(Stored items from a collection)
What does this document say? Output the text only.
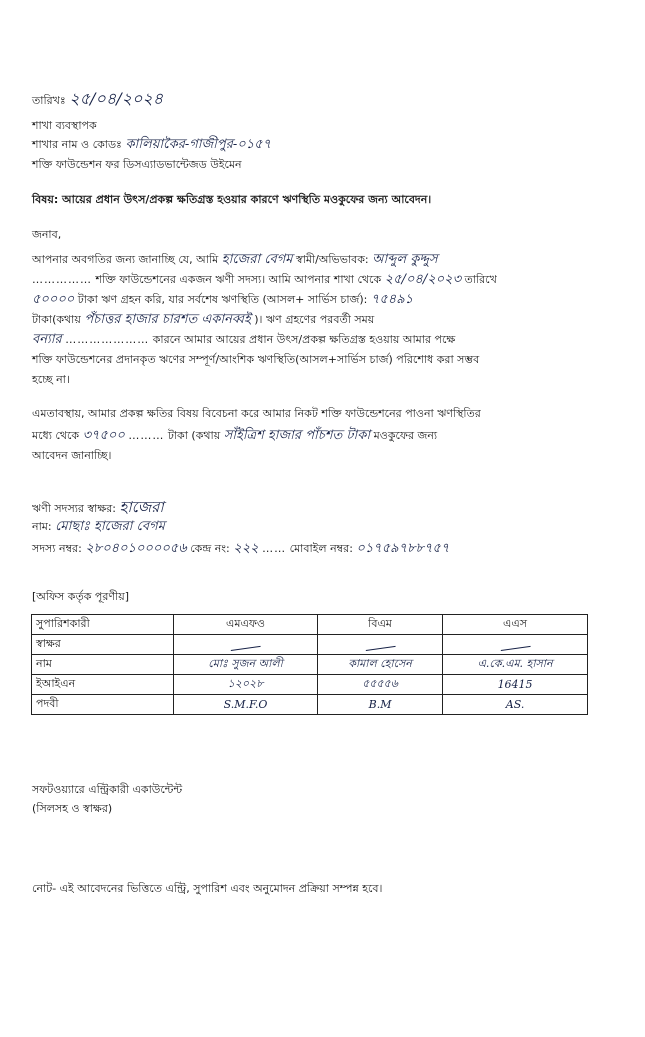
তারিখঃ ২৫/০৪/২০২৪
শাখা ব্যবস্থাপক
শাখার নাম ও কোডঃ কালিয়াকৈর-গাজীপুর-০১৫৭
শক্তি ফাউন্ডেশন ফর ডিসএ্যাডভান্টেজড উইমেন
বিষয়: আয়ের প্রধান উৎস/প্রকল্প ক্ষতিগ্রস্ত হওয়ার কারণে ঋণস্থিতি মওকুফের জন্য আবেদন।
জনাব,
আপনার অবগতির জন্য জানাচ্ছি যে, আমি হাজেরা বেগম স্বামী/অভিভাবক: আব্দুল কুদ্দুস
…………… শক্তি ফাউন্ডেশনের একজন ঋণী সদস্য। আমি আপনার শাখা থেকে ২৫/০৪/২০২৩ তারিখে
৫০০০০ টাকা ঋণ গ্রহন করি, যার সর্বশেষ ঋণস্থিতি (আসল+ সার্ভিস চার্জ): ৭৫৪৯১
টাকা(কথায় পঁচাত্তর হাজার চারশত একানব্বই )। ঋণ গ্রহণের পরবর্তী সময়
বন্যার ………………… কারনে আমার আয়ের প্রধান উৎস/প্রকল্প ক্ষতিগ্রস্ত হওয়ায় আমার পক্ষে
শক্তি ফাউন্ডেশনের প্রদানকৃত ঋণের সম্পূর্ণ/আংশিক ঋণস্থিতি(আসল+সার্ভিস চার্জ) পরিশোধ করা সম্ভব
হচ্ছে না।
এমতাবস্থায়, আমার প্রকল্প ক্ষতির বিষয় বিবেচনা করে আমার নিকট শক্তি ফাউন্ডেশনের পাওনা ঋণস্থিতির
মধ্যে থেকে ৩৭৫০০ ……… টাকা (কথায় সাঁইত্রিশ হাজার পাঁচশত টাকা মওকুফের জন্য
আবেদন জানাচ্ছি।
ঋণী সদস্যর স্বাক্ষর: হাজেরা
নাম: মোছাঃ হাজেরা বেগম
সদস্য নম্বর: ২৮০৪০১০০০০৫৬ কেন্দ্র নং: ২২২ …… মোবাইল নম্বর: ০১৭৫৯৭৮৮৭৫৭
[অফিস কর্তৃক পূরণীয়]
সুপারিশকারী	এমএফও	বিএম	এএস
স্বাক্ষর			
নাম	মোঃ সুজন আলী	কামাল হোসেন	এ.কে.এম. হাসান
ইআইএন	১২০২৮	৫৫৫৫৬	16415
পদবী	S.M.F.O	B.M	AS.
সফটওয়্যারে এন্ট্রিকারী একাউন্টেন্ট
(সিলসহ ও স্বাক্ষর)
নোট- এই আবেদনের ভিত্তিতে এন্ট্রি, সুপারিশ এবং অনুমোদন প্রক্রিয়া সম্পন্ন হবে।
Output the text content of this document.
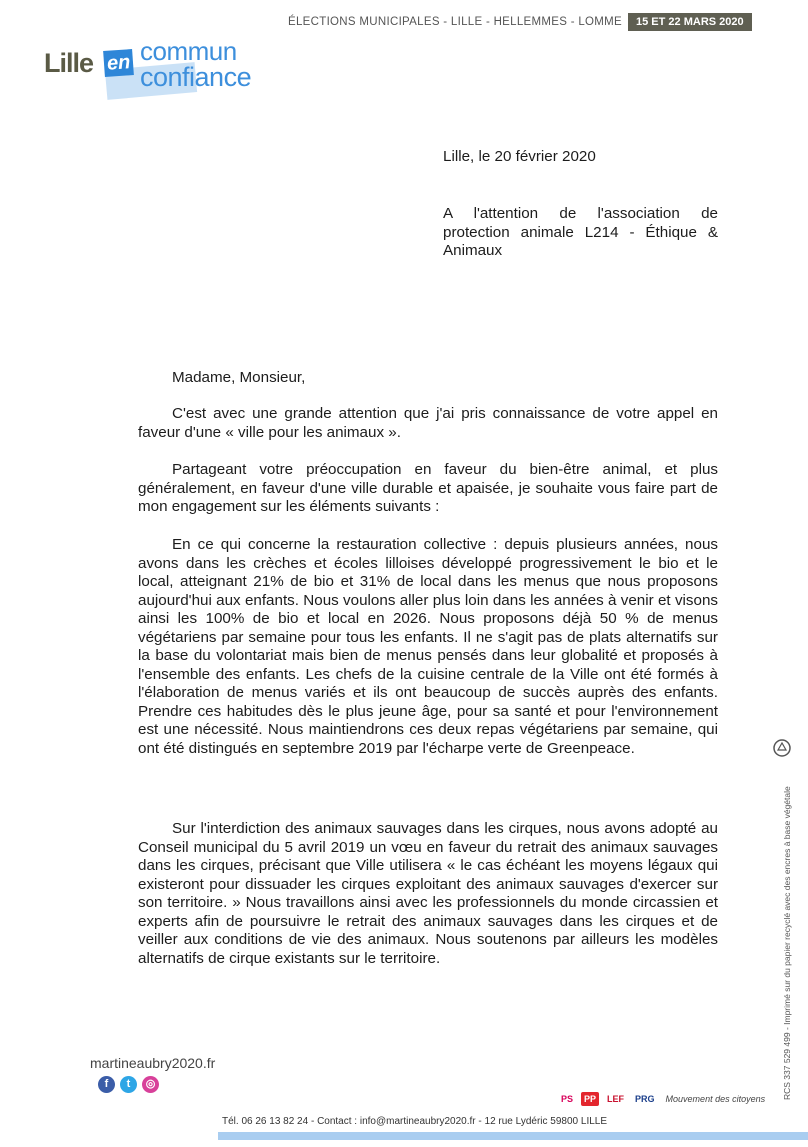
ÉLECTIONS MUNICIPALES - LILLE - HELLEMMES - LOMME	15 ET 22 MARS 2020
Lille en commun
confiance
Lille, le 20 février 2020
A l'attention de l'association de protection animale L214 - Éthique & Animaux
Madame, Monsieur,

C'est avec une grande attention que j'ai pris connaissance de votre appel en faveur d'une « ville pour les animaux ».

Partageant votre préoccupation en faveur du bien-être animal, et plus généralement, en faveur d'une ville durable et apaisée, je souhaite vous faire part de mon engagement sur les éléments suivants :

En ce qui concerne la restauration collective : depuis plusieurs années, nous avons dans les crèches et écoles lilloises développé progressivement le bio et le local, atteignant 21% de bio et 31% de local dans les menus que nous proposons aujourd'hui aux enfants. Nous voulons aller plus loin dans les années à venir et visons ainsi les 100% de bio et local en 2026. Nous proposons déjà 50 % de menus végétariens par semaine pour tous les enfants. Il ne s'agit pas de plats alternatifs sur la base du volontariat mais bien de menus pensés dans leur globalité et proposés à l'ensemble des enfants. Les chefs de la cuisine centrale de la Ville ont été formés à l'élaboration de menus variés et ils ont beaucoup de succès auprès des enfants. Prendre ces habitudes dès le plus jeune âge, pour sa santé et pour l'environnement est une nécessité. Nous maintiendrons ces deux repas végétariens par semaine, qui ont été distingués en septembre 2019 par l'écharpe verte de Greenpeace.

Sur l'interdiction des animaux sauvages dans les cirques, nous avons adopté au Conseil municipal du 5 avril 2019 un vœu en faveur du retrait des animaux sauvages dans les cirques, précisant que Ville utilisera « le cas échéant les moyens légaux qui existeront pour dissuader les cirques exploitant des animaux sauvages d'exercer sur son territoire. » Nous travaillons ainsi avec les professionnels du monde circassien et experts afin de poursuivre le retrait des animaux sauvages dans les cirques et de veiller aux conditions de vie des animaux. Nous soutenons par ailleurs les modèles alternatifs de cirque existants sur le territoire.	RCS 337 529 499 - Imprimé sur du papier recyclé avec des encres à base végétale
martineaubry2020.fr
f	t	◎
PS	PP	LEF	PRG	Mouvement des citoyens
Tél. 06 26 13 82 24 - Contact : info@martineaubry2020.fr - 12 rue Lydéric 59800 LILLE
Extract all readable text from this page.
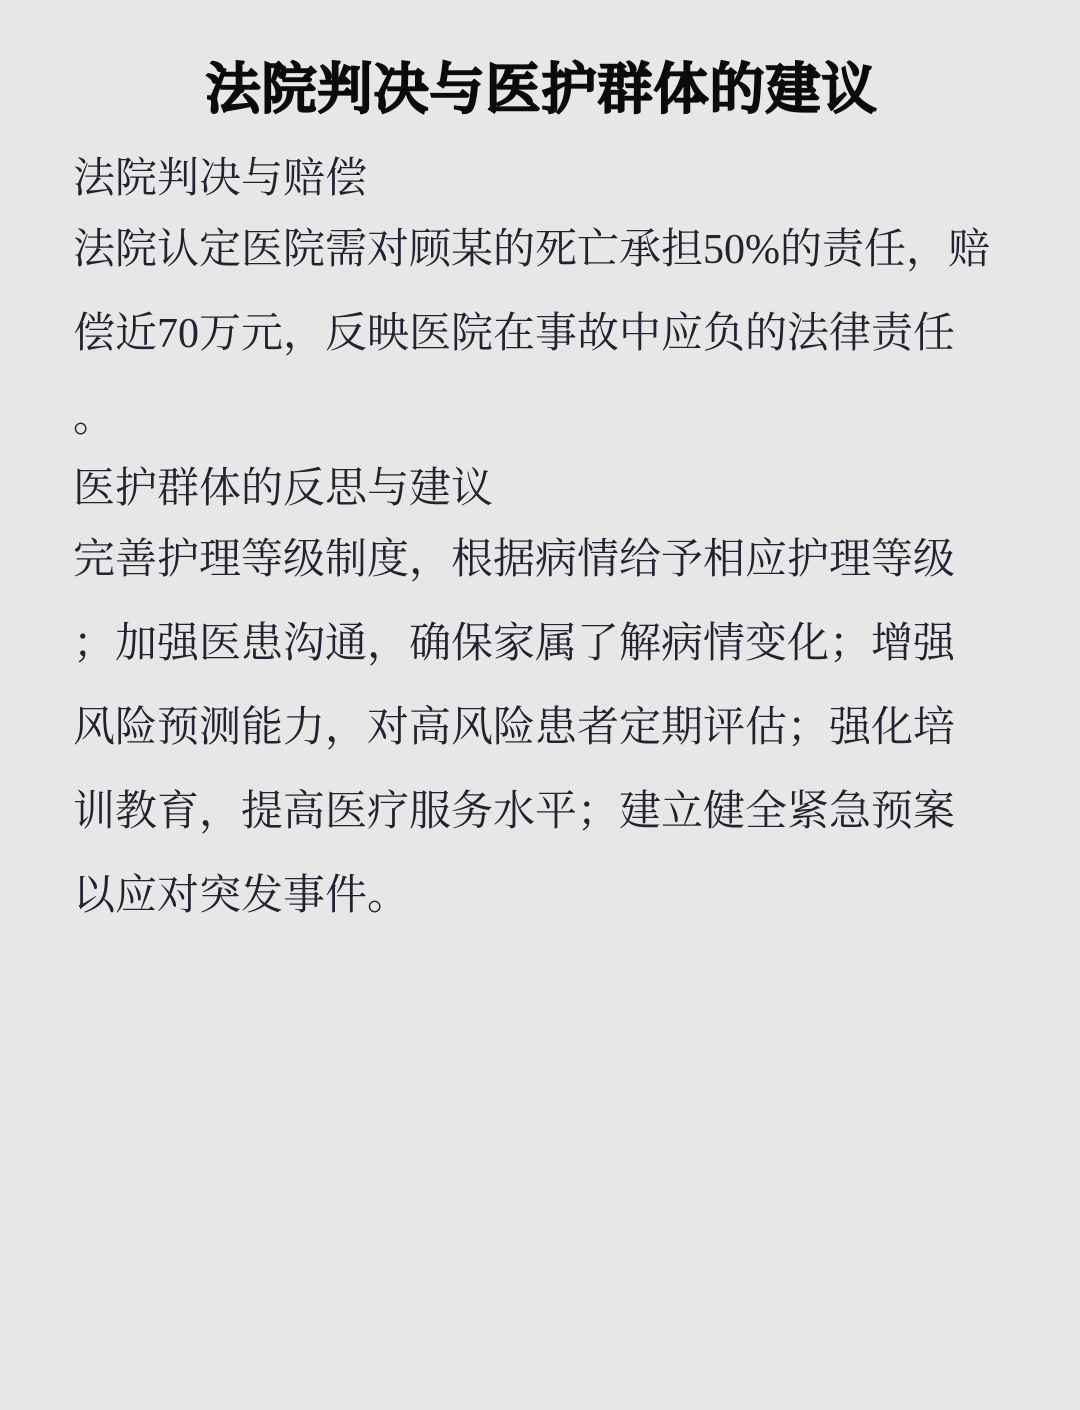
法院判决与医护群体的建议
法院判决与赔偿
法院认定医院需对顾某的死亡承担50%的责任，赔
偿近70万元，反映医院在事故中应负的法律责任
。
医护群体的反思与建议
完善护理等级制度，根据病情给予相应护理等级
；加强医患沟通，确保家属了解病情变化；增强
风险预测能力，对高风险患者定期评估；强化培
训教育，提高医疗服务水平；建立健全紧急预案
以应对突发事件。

> [Work to be completed]: Pick out each line containing "this" and report it.

> [Reply]:
What does this document say? Output the text only.
Output the text content of this document.
Extract all readable text from this page.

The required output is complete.